* **Consegna**
Ricopia per intero il testo fornito, senza modificarne nulla.

* **Testo fornito**
▼▼▼

Con Sydney Sibilia e la trilogia di Smetto quando voglio leggi qui la recensione del primo capitolo – incontra e ci regala un altro personaggio memorabile, che risponde al nome di Arturo Frantini.

Tra le più recenti apparizioni, poi, citiamo FigliSchool of mafia La bambina che non voleva cantare.

Dal vivo, Paolo Calabresi è una di quelle persone genuinamente divertenti, umili, sensibili e tanto disponibili. Un artista a tutto tondo, se si considera il suo passato da trasformista – recuperate il video in cui si finge Nicolas Cage per entrare allo stadio – appassionato e versatile, di quelli che ce ne sono sempre meno in giro. Un “buono” capace di emozionarsi ed emozionare con una semplicità incredibile e preziosa.

Noi di TaxiDrivers lo abbiamo intervistato in esclusiva al Festival di Giffoni 2021.

Alcuni attori temono di essere identificati con il personaggio che ha dato loro la fama. Qual è il tuo rapporto con la popolarità, o meglio con la popolarità derivante da un personaggio come Biascica?

▲▲▲

* **Dati estratti**
▼▼▼

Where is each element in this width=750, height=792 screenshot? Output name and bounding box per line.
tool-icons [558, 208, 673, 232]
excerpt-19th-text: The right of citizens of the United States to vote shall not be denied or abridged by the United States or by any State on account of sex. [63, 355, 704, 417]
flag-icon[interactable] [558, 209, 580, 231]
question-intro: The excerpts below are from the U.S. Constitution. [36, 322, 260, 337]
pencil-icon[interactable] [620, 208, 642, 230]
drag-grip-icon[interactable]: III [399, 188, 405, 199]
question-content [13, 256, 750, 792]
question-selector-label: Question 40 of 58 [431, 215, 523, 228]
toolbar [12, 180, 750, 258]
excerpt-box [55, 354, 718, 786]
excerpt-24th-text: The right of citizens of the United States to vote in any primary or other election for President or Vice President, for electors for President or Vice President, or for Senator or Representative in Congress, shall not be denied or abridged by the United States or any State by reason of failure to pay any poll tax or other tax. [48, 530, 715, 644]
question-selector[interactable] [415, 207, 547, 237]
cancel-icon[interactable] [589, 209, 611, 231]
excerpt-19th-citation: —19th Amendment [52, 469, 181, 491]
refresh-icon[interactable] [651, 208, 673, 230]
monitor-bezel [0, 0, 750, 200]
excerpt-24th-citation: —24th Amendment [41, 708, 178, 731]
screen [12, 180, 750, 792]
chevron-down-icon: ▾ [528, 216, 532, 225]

▲▲▲

* **Risultato dell'esercizio**
Con Sydney Sibilia e la trilogia di Smetto quando voglio leggi qui la recensione del primo capitolo – incontra e ci regala un altro personaggio memorabile, che risponde al nome di Arturo Frantini.

Tra le più recenti apparizioni, poi, citiamo FigliSchool of mafia La bambina che non voleva cantare.

Dal vivo, Paolo Calabresi è una di quelle persone genuinamente divertenti, umili, sensibili e tanto disponibili. Un artista a tutto tondo, se si considera il suo passato da trasformista – recuperate il video in cui si finge Nicolas Cage per entrare allo stadio – appassionato e versatile, di quelli che ce ne sono sempre meno in giro. Un “buono” capace di emozionarsi ed emozionare con una semplicità incredibile e preziosa.

Noi di TaxiDrivers lo abbiamo intervistato in esclusiva al Festival di Giffoni 2021.

Alcuni attori temono di essere identificati con il personaggio che ha dato loro la fama. Qual è il tuo rapporto con la popolarità, o meglio con la popolarità derivante da un personaggio come Biascica?